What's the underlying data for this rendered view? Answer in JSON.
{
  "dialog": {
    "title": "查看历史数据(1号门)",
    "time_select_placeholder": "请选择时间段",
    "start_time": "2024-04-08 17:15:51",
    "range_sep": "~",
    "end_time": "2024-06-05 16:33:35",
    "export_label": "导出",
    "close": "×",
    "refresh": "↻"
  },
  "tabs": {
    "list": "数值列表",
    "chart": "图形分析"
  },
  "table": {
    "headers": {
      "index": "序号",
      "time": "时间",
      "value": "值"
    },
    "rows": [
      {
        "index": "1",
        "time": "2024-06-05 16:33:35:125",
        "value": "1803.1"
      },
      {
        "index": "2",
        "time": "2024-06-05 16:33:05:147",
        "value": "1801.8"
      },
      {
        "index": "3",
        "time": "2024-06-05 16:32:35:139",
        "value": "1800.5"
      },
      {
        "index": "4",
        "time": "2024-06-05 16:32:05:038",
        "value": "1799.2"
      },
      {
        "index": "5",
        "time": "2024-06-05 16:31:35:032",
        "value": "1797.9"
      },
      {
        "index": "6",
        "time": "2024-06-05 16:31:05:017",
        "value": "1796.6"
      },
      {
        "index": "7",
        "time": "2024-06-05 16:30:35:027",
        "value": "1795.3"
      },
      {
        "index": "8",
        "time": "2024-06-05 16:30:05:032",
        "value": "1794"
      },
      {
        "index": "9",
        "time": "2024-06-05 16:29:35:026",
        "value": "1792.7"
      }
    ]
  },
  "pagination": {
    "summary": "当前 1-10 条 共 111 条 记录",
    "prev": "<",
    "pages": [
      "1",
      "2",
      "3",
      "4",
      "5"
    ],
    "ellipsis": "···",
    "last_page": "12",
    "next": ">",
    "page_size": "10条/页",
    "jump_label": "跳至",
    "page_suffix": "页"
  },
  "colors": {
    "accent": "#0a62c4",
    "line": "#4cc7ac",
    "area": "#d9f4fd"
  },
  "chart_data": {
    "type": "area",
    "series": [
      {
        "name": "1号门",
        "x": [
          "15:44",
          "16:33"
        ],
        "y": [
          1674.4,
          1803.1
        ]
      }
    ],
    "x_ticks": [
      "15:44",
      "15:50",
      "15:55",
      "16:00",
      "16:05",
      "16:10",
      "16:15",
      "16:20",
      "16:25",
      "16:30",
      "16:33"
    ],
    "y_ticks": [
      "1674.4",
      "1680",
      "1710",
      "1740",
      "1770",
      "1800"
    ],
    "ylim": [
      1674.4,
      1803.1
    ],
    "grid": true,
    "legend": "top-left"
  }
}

→ **YOUR OBJECTIVE**
Quote each line of the data above exactly as written.

→ **EXERCISE ANSWER**
What's the underlying data for this rendered view? Answer in JSON.
{
  "dialog": {
    "title": "查看历史数据(1号门)",
    "time_select_placeholder": "请选择时间段",
    "start_time": "2024-04-08 17:15:51",
    "range_sep": "~",
    "end_time": "2024-06-05 16:33:35",
    "export_label": "导出",
    "close": "×",
    "refresh": "↻"
  },
  "tabs": {
    "list": "数值列表",
    "chart": "图形分析"
  },
  "table": {
    "headers": {
      "index": "序号",
      "time": "时间",
      "value": "值"
    },
    "rows": [
      {
        "index": "1",
        "time": "2024-06-05 16:33:35:125",
        "value": "1803.1"
      },
      {
        "index": "2",
        "time": "2024-06-05 16:33:05:147",
        "value": "1801.8"
      },
      {
        "index": "3",
        "time": "2024-06-05 16:32:35:139",
        "value": "1800.5"
      },
      {
        "index": "4",
        "time": "2024-06-05 16:32:05:038",
        "value": "1799.2"
      },
      {
        "index": "5",
        "time": "2024-06-05 16:31:35:032",
        "value": "1797.9"
      },
      {
        "index": "6",
        "time": "2024-06-05 16:31:05:017",
        "value": "1796.6"
      },
      {
        "index": "7",
        "time": "2024-06-05 16:30:35:027",
        "value": "1795.3"
      },
      {
        "index": "8",
        "time": "2024-06-05 16:30:05:032",
        "value": "1794"
      },
      {
        "index": "9",
        "time": "2024-06-05 16:29:35:026",
        "value": "1792.7"
      }
    ]
  },
  "pagination": {
    "summary": "当前 1-10 条 共 111 条 记录",
    "prev": "<",
    "pages": [
      "1",
      "2",
      "3",
      "4",
      "5"
    ],
    "ellipsis": "···",
    "last_page": "12",
    "next": ">",
    "page_size": "10条/页",
    "jump_label": "跳至",
    "page_suffix": "页"
  },
  "colors": {
    "accent": "#0a62c4",
    "line": "#4cc7ac",
    "area": "#d9f4fd"
  },
  "chart_data": {
    "type": "area",
    "series": [
      {
        "name": "1号门",
        "x": [
          "15:44",
          "16:33"
        ],
        "y": [
          1674.4,
          1803.1
        ]
      }
    ],
    "x_ticks": [
      "15:44",
      "15:50",
      "15:55",
      "16:00",
      "16:05",
      "16:10",
      "16:15",
      "16:20",
      "16:25",
      "16:30",
      "16:33"
    ],
    "y_ticks": [
      "1674.4",
      "1680",
      "1710",
      "1740",
      "1770",
      "1800"
    ],
    "ylim": [
      1674.4,
      1803.1
    ],
    "grid": true,
    "legend": "top-left"
  }
}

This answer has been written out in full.